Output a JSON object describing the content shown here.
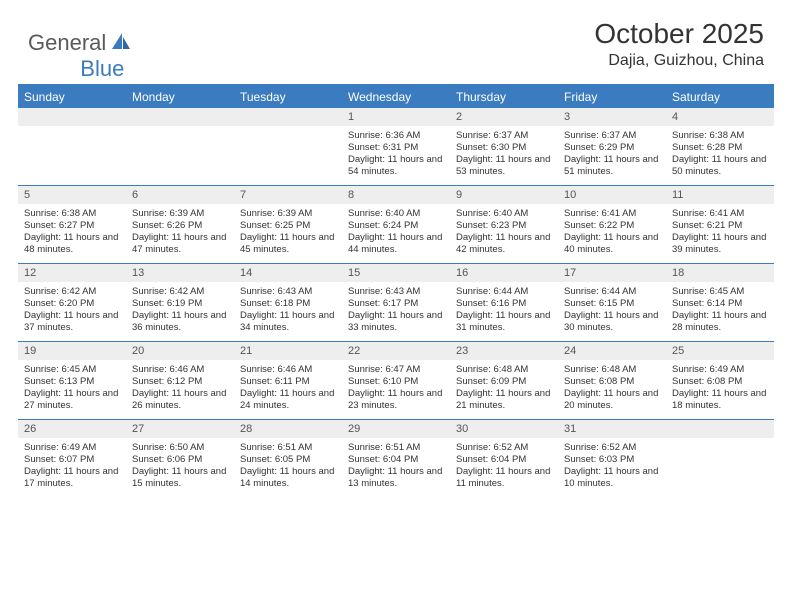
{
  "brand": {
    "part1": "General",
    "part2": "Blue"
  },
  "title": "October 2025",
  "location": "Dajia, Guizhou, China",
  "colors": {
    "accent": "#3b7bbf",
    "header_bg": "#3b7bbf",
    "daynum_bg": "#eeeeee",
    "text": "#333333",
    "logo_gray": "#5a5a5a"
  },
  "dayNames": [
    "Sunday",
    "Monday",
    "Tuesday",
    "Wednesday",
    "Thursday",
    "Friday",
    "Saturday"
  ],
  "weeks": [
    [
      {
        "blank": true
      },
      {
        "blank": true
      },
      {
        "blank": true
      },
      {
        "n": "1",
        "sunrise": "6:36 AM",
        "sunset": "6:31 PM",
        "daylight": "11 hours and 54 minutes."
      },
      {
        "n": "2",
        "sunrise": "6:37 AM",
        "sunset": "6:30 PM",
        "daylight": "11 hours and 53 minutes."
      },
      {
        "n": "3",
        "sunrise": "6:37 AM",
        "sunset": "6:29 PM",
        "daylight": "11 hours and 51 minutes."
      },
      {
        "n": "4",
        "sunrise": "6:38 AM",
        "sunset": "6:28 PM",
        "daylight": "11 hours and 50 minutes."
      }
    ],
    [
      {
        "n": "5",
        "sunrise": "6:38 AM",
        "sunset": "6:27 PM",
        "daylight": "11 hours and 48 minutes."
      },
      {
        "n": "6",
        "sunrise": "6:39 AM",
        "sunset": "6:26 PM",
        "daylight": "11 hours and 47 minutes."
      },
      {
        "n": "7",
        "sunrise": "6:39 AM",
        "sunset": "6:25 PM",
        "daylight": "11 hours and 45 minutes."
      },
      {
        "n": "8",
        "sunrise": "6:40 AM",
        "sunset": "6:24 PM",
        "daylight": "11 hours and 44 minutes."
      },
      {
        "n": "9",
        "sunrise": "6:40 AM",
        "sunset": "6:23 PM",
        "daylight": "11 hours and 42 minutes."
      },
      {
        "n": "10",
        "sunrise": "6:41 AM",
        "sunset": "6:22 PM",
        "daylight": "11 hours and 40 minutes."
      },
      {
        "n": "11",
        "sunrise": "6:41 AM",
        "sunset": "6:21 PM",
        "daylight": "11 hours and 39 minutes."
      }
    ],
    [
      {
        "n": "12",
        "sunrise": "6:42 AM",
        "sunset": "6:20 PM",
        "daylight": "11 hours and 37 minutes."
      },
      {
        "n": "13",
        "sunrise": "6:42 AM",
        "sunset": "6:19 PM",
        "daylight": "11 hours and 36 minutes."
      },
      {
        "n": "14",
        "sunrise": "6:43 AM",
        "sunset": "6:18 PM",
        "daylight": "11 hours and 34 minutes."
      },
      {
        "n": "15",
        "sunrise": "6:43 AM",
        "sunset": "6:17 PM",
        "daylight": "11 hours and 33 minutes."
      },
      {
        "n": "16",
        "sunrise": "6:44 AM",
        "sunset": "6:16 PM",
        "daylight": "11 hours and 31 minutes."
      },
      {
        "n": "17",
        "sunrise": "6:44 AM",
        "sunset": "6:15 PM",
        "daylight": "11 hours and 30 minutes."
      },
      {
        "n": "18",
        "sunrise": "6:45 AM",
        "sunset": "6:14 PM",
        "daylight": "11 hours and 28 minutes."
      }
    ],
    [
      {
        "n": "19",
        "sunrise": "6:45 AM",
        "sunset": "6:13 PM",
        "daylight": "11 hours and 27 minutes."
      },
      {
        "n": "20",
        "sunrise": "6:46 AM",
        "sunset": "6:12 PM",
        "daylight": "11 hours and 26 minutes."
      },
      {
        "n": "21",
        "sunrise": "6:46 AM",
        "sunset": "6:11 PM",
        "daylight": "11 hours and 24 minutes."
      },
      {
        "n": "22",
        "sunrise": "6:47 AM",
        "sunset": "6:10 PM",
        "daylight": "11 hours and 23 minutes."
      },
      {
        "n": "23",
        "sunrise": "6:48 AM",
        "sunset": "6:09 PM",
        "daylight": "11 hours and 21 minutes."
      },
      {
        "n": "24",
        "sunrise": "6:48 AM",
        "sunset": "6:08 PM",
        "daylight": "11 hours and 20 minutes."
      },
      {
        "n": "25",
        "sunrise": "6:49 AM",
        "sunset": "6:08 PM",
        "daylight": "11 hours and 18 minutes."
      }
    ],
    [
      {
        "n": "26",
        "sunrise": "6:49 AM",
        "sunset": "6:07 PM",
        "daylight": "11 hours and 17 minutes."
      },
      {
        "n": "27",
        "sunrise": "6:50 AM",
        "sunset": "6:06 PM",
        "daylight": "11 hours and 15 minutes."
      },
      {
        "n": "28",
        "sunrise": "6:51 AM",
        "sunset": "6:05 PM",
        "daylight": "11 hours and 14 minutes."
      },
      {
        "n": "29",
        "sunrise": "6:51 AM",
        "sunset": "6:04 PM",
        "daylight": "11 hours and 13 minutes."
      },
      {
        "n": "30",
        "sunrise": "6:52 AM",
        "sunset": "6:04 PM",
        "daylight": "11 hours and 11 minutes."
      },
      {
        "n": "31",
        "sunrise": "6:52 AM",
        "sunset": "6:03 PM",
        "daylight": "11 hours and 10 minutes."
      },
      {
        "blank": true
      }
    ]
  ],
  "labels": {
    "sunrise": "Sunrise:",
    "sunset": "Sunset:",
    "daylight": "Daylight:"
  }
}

********************

**Your task:**
Write the records out once more, exactly as they appear, with no pictures.

**Expected output:**
Output a JSON object describing the content shown here.
{
  "brand": {
    "part1": "General",
    "part2": "Blue"
  },
  "title": "October 2025",
  "location": "Dajia, Guizhou, China",
  "colors": {
    "accent": "#3b7bbf",
    "header_bg": "#3b7bbf",
    "daynum_bg": "#eeeeee",
    "text": "#333333",
    "logo_gray": "#5a5a5a"
  },
  "dayNames": [
    "Sunday",
    "Monday",
    "Tuesday",
    "Wednesday",
    "Thursday",
    "Friday",
    "Saturday"
  ],
  "weeks": [
    [
      {
        "blank": true
      },
      {
        "blank": true
      },
      {
        "blank": true
      },
      {
        "n": "1",
        "sunrise": "6:36 AM",
        "sunset": "6:31 PM",
        "daylight": "11 hours and 54 minutes."
      },
      {
        "n": "2",
        "sunrise": "6:37 AM",
        "sunset": "6:30 PM",
        "daylight": "11 hours and 53 minutes."
      },
      {
        "n": "3",
        "sunrise": "6:37 AM",
        "sunset": "6:29 PM",
        "daylight": "11 hours and 51 minutes."
      },
      {
        "n": "4",
        "sunrise": "6:38 AM",
        "sunset": "6:28 PM",
        "daylight": "11 hours and 50 minutes."
      }
    ],
    [
      {
        "n": "5",
        "sunrise": "6:38 AM",
        "sunset": "6:27 PM",
        "daylight": "11 hours and 48 minutes."
      },
      {
        "n": "6",
        "sunrise": "6:39 AM",
        "sunset": "6:26 PM",
        "daylight": "11 hours and 47 minutes."
      },
      {
        "n": "7",
        "sunrise": "6:39 AM",
        "sunset": "6:25 PM",
        "daylight": "11 hours and 45 minutes."
      },
      {
        "n": "8",
        "sunrise": "6:40 AM",
        "sunset": "6:24 PM",
        "daylight": "11 hours and 44 minutes."
      },
      {
        "n": "9",
        "sunrise": "6:40 AM",
        "sunset": "6:23 PM",
        "daylight": "11 hours and 42 minutes."
      },
      {
        "n": "10",
        "sunrise": "6:41 AM",
        "sunset": "6:22 PM",
        "daylight": "11 hours and 40 minutes."
      },
      {
        "n": "11",
        "sunrise": "6:41 AM",
        "sunset": "6:21 PM",
        "daylight": "11 hours and 39 minutes."
      }
    ],
    [
      {
        "n": "12",
        "sunrise": "6:42 AM",
        "sunset": "6:20 PM",
        "daylight": "11 hours and 37 minutes."
      },
      {
        "n": "13",
        "sunrise": "6:42 AM",
        "sunset": "6:19 PM",
        "daylight": "11 hours and 36 minutes."
      },
      {
        "n": "14",
        "sunrise": "6:43 AM",
        "sunset": "6:18 PM",
        "daylight": "11 hours and 34 minutes."
      },
      {
        "n": "15",
        "sunrise": "6:43 AM",
        "sunset": "6:17 PM",
        "daylight": "11 hours and 33 minutes."
      },
      {
        "n": "16",
        "sunrise": "6:44 AM",
        "sunset": "6:16 PM",
        "daylight": "11 hours and 31 minutes."
      },
      {
        "n": "17",
        "sunrise": "6:44 AM",
        "sunset": "6:15 PM",
        "daylight": "11 hours and 30 minutes."
      },
      {
        "n": "18",
        "sunrise": "6:45 AM",
        "sunset": "6:14 PM",
        "daylight": "11 hours and 28 minutes."
      }
    ],
    [
      {
        "n": "19",
        "sunrise": "6:45 AM",
        "sunset": "6:13 PM",
        "daylight": "11 hours and 27 minutes."
      },
      {
        "n": "20",
        "sunrise": "6:46 AM",
        "sunset": "6:12 PM",
        "daylight": "11 hours and 26 minutes."
      },
      {
        "n": "21",
        "sunrise": "6:46 AM",
        "sunset": "6:11 PM",
        "daylight": "11 hours and 24 minutes."
      },
      {
        "n": "22",
        "sunrise": "6:47 AM",
        "sunset": "6:10 PM",
        "daylight": "11 hours and 23 minutes."
      },
      {
        "n": "23",
        "sunrise": "6:48 AM",
        "sunset": "6:09 PM",
        "daylight": "11 hours and 21 minutes."
      },
      {
        "n": "24",
        "sunrise": "6:48 AM",
        "sunset": "6:08 PM",
        "daylight": "11 hours and 20 minutes."
      },
      {
        "n": "25",
        "sunrise": "6:49 AM",
        "sunset": "6:08 PM",
        "daylight": "11 hours and 18 minutes."
      }
    ],
    [
      {
        "n": "26",
        "sunrise": "6:49 AM",
        "sunset": "6:07 PM",
        "daylight": "11 hours and 17 minutes."
      },
      {
        "n": "27",
        "sunrise": "6:50 AM",
        "sunset": "6:06 PM",
        "daylight": "11 hours and 15 minutes."
      },
      {
        "n": "28",
        "sunrise": "6:51 AM",
        "sunset": "6:05 PM",
        "daylight": "11 hours and 14 minutes."
      },
      {
        "n": "29",
        "sunrise": "6:51 AM",
        "sunset": "6:04 PM",
        "daylight": "11 hours and 13 minutes."
      },
      {
        "n": "30",
        "sunrise": "6:52 AM",
        "sunset": "6:04 PM",
        "daylight": "11 hours and 11 minutes."
      },
      {
        "n": "31",
        "sunrise": "6:52 AM",
        "sunset": "6:03 PM",
        "daylight": "11 hours and 10 minutes."
      },
      {
        "blank": true
      }
    ]
  ],
  "labels": {
    "sunrise": "Sunrise:",
    "sunset": "Sunset:",
    "daylight": "Daylight:"
  }
}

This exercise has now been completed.